# [DATA SECTION]
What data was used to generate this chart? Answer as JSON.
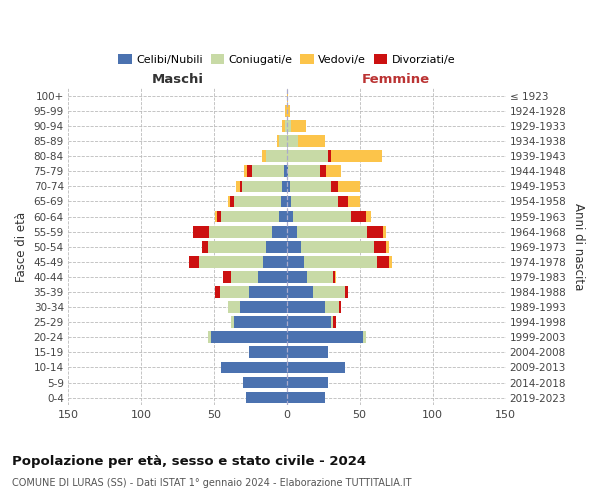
{
  "age_groups": [
    "0-4",
    "5-9",
    "10-14",
    "15-19",
    "20-24",
    "25-29",
    "30-34",
    "35-39",
    "40-44",
    "45-49",
    "50-54",
    "55-59",
    "60-64",
    "65-69",
    "70-74",
    "75-79",
    "80-84",
    "85-89",
    "90-94",
    "95-99",
    "100+"
  ],
  "birth_years": [
    "2019-2023",
    "2014-2018",
    "2009-2013",
    "2004-2008",
    "1999-2003",
    "1994-1998",
    "1989-1993",
    "1984-1988",
    "1979-1983",
    "1974-1978",
    "1969-1973",
    "1964-1968",
    "1959-1963",
    "1954-1958",
    "1949-1953",
    "1944-1948",
    "1939-1943",
    "1934-1938",
    "1929-1933",
    "1924-1928",
    "≤ 1923"
  ],
  "colors": {
    "celibi": "#4b72b0",
    "coniugati": "#c8daa6",
    "vedovi": "#fcc44a",
    "divorziati": "#cc1111"
  },
  "males": {
    "celibi": [
      28,
      30,
      45,
      26,
      52,
      36,
      32,
      26,
      20,
      16,
      14,
      10,
      5,
      4,
      3,
      2,
      0,
      0,
      0,
      0,
      0
    ],
    "coniugati": [
      0,
      0,
      0,
      0,
      2,
      2,
      8,
      20,
      18,
      44,
      40,
      43,
      40,
      32,
      28,
      22,
      14,
      5,
      1,
      0,
      0
    ],
    "vedovi": [
      0,
      0,
      0,
      0,
      0,
      0,
      0,
      0,
      0,
      0,
      0,
      0,
      1,
      1,
      3,
      2,
      3,
      2,
      2,
      1,
      0
    ],
    "divorziati": [
      0,
      0,
      0,
      0,
      0,
      0,
      0,
      3,
      6,
      7,
      4,
      11,
      3,
      3,
      1,
      3,
      0,
      0,
      0,
      0,
      0
    ]
  },
  "females": {
    "nubili": [
      26,
      28,
      40,
      28,
      52,
      30,
      26,
      18,
      14,
      12,
      10,
      7,
      4,
      3,
      2,
      1,
      0,
      0,
      0,
      0,
      0
    ],
    "coniugate": [
      0,
      0,
      0,
      0,
      2,
      2,
      10,
      22,
      18,
      50,
      50,
      48,
      40,
      32,
      28,
      22,
      28,
      8,
      3,
      0,
      0
    ],
    "vedove": [
      0,
      0,
      0,
      0,
      0,
      0,
      0,
      0,
      1,
      2,
      2,
      2,
      4,
      8,
      15,
      10,
      35,
      18,
      10,
      2,
      1
    ],
    "divorziate": [
      0,
      0,
      0,
      0,
      0,
      2,
      1,
      2,
      1,
      8,
      8,
      11,
      10,
      7,
      5,
      4,
      2,
      0,
      0,
      0,
      0
    ]
  },
  "title1": "Popolazione per età, sesso e stato civile - 2024",
  "title2": "COMUNE DI LURAS (SS) - Dati ISTAT 1° gennaio 2024 - Elaborazione TUTTITALIA.IT",
  "xlabel_left": "Maschi",
  "xlabel_right": "Femmine",
  "ylabel_left": "Fasce di età",
  "ylabel_right": "Anni di nascita",
  "xlim": 150,
  "bg_color": "#ffffff",
  "grid_color": "#bbbbbb",
  "legend_labels": [
    "Celibi/Nubili",
    "Coniugati/e",
    "Vedovi/e",
    "Divorziati/e"
  ]
}
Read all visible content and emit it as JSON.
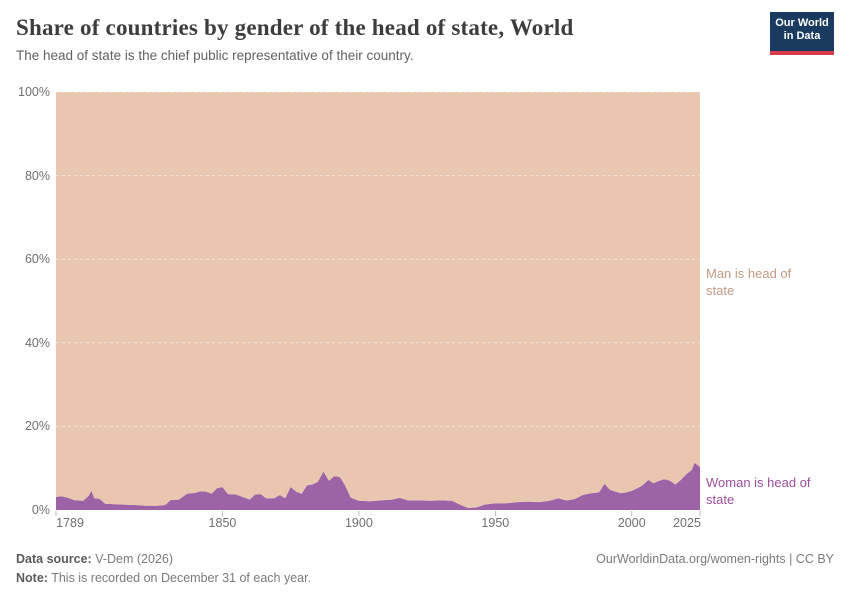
{
  "header": {
    "title": "Share of countries by gender of the head of state, World",
    "subtitle": "The head of state is the chief public representative of their country.",
    "logo": {
      "line1": "Our World",
      "line2": "in Data",
      "bg_color": "#1b3a5f",
      "bar_color": "#d93a4a"
    }
  },
  "chart_data": {
    "type": "area",
    "stacked": true,
    "unit": "%",
    "title": "Share of countries by gender of the head of state, World",
    "xlabel": "",
    "ylabel": "",
    "xlim": [
      1789,
      2025
    ],
    "ylim": [
      0,
      100
    ],
    "grid": "dashed horizontal at every 20%",
    "legend_position": "right edge, series labels colored by series",
    "x": [
      1789,
      1791,
      1793,
      1796,
      1799,
      1801,
      1802,
      1803,
      1805,
      1807,
      1810,
      1814,
      1818,
      1822,
      1826,
      1829,
      1831,
      1834,
      1837,
      1840,
      1842,
      1844,
      1846,
      1848,
      1850,
      1852,
      1855,
      1858,
      1860,
      1862,
      1864,
      1866,
      1869,
      1871,
      1873,
      1875,
      1877,
      1879,
      1881,
      1883,
      1885,
      1887,
      1889,
      1891,
      1893,
      1895,
      1897,
      1900,
      1904,
      1908,
      1912,
      1915,
      1918,
      1922,
      1926,
      1930,
      1934,
      1938,
      1940,
      1943,
      1946,
      1950,
      1954,
      1958,
      1962,
      1966,
      1970,
      1973,
      1976,
      1979,
      1982,
      1985,
      1988,
      1990,
      1992,
      1994,
      1996,
      1998,
      2000,
      2002,
      2004,
      2006,
      2008,
      2010,
      2012,
      2014,
      2016,
      2018,
      2020,
      2022,
      2023,
      2024,
      2025
    ],
    "series": [
      {
        "name": "Woman is head of state",
        "color": "#9e63a7",
        "label_color": "#9c4f9f",
        "values": [
          3.1,
          3.3,
          3.0,
          2.3,
          2.2,
          3.4,
          4.6,
          2.8,
          2.7,
          1.5,
          1.4,
          1.3,
          1.2,
          1.0,
          1.0,
          1.2,
          2.4,
          2.5,
          3.9,
          4.1,
          4.5,
          4.4,
          3.9,
          5.2,
          5.5,
          3.8,
          3.7,
          3.0,
          2.5,
          3.7,
          3.8,
          2.8,
          2.8,
          3.6,
          2.8,
          5.5,
          4.4,
          3.9,
          5.9,
          6.1,
          6.8,
          9.2,
          7.0,
          8.1,
          7.9,
          5.8,
          3.0,
          2.2,
          2.1,
          2.3,
          2.5,
          2.9,
          2.3,
          2.3,
          2.2,
          2.3,
          2.2,
          1.0,
          0.5,
          0.6,
          1.3,
          1.6,
          1.6,
          1.9,
          2.0,
          1.9,
          2.2,
          2.8,
          2.3,
          2.6,
          3.6,
          4.0,
          4.2,
          6.3,
          4.8,
          4.4,
          4.0,
          4.2,
          4.6,
          5.2,
          5.9,
          7.2,
          6.4,
          7.0,
          7.4,
          7.0,
          6.1,
          7.2,
          8.6,
          9.6,
          11.3,
          10.8,
          10.3
        ]
      },
      {
        "name": "Man is head of state",
        "color": "#e8c6af",
        "label_color": "#c29b85",
        "values": [
          96.9,
          96.7,
          97.0,
          97.7,
          97.8,
          96.6,
          95.4,
          97.2,
          97.3,
          98.5,
          98.6,
          98.7,
          98.8,
          99.0,
          99.0,
          98.8,
          97.6,
          97.5,
          96.1,
          95.9,
          95.5,
          95.6,
          96.1,
          94.8,
          94.5,
          96.2,
          96.3,
          97.0,
          97.5,
          96.3,
          96.2,
          97.2,
          97.2,
          96.4,
          97.2,
          94.5,
          95.6,
          96.1,
          94.1,
          93.9,
          93.2,
          90.8,
          93.0,
          91.9,
          92.1,
          94.2,
          97.0,
          97.8,
          97.9,
          97.7,
          97.5,
          97.1,
          97.7,
          97.7,
          97.8,
          97.7,
          97.8,
          99.0,
          99.5,
          99.4,
          98.7,
          98.4,
          98.4,
          98.1,
          98.0,
          98.1,
          97.8,
          97.2,
          97.7,
          97.4,
          96.4,
          96.0,
          95.8,
          93.7,
          95.2,
          95.6,
          96.0,
          95.8,
          95.4,
          94.8,
          94.1,
          92.8,
          93.6,
          93.0,
          92.6,
          93.0,
          93.9,
          92.8,
          91.4,
          90.4,
          88.7,
          89.2,
          89.7
        ]
      }
    ],
    "yticks": [
      {
        "pct": 0,
        "label": "0%"
      },
      {
        "pct": 20,
        "label": "20%"
      },
      {
        "pct": 40,
        "label": "40%"
      },
      {
        "pct": 60,
        "label": "60%"
      },
      {
        "pct": 80,
        "label": "80%"
      },
      {
        "pct": 100,
        "label": "100%"
      }
    ],
    "xticks": [
      {
        "year": 1789,
        "label": "1789"
      },
      {
        "year": 1850,
        "label": "1850"
      },
      {
        "year": 1900,
        "label": "1900"
      },
      {
        "year": 1950,
        "label": "1950"
      },
      {
        "year": 2000,
        "label": "2000"
      },
      {
        "year": 2025,
        "label": "2025"
      }
    ]
  },
  "annotations": {
    "man_label": "Man is head of state",
    "woman_label": "Woman is head of state"
  },
  "footer": {
    "source_label": "Data source:",
    "source_value": " V-Dem (2026)",
    "cc_link": "OurWorldinData.org/women-rights | CC BY",
    "note_label": "Note:",
    "note_value": " This is recorded on December 31 of each year."
  }
}
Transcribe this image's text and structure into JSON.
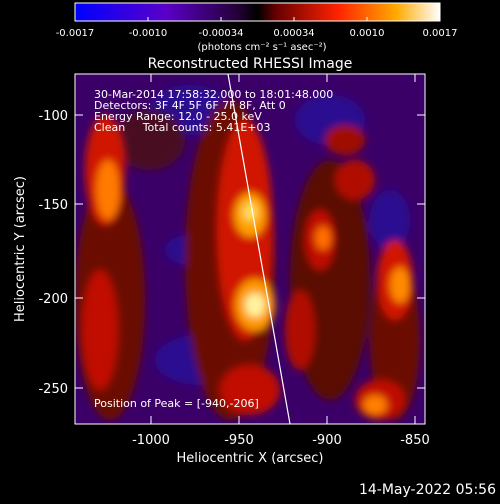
{
  "colorbar": {
    "tick_labels": [
      "-0.0017",
      "-0.0010",
      "-0.00034",
      "0.00034",
      "0.0010",
      "0.0017"
    ],
    "units_text": "(photons cm⁻² s⁻¹ asec⁻²)"
  },
  "title": "Reconstructed RHESSI Image",
  "info": {
    "time_range": "30-Mar-2014 17:58:32.000 to 18:01:48.000",
    "detectors": "Detectors: 3F 4F 5F 6F 7F 8F, Att 0",
    "energy": "Energy Range: 12.0 - 25.0 keV",
    "clean": "Clean     Total counts: 5.41E+03",
    "peak": "Position of Peak = [-940,-206]"
  },
  "x_axis": {
    "label": "Heliocentric X (arcsec)",
    "ticks": [
      "-1000",
      "-950",
      "-900",
      "-850"
    ],
    "range": [
      -1045,
      -838
    ]
  },
  "y_axis": {
    "label": "Heliocentric Y (arcsec)",
    "ticks": [
      "-100",
      "-150",
      "-200",
      "-250"
    ],
    "range": [
      -275,
      -78
    ]
  },
  "image": {
    "peak_xy": [
      -940,
      -206
    ],
    "colors": {
      "low": "#3a0068",
      "mid": "#cc1a00",
      "high": "#ffff80"
    }
  },
  "footer_date": "14-May-2022 05:56"
}
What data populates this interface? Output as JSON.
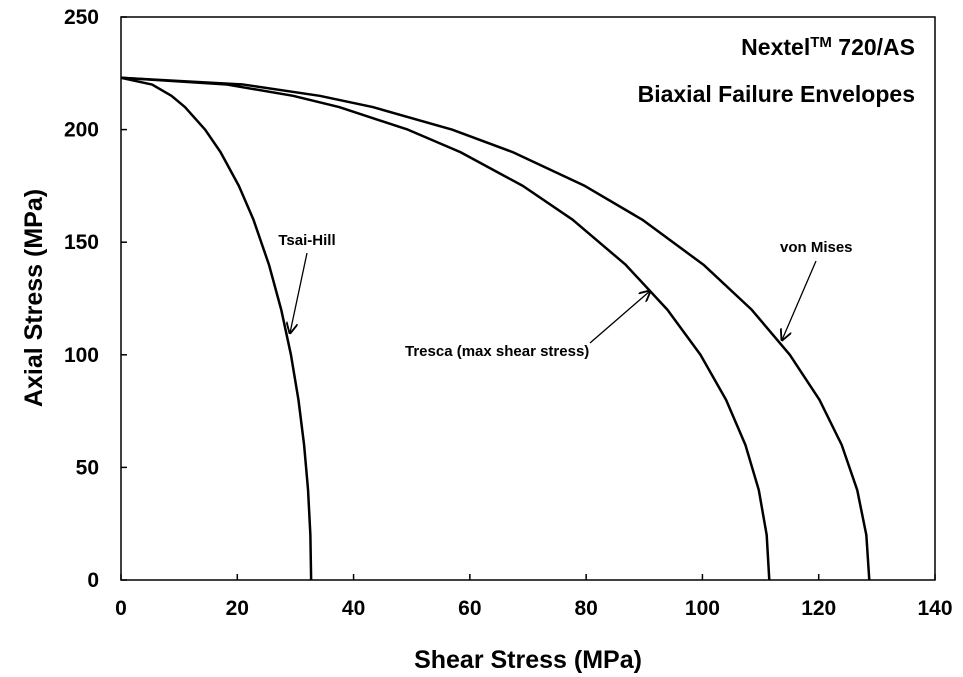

# [THE TASK]
Copy each line of the entries that includes the word "series".

# [SOLUTION TO THE EXERCISE]
    "legend_position": "right edge, series labels colored by series",
    "series": [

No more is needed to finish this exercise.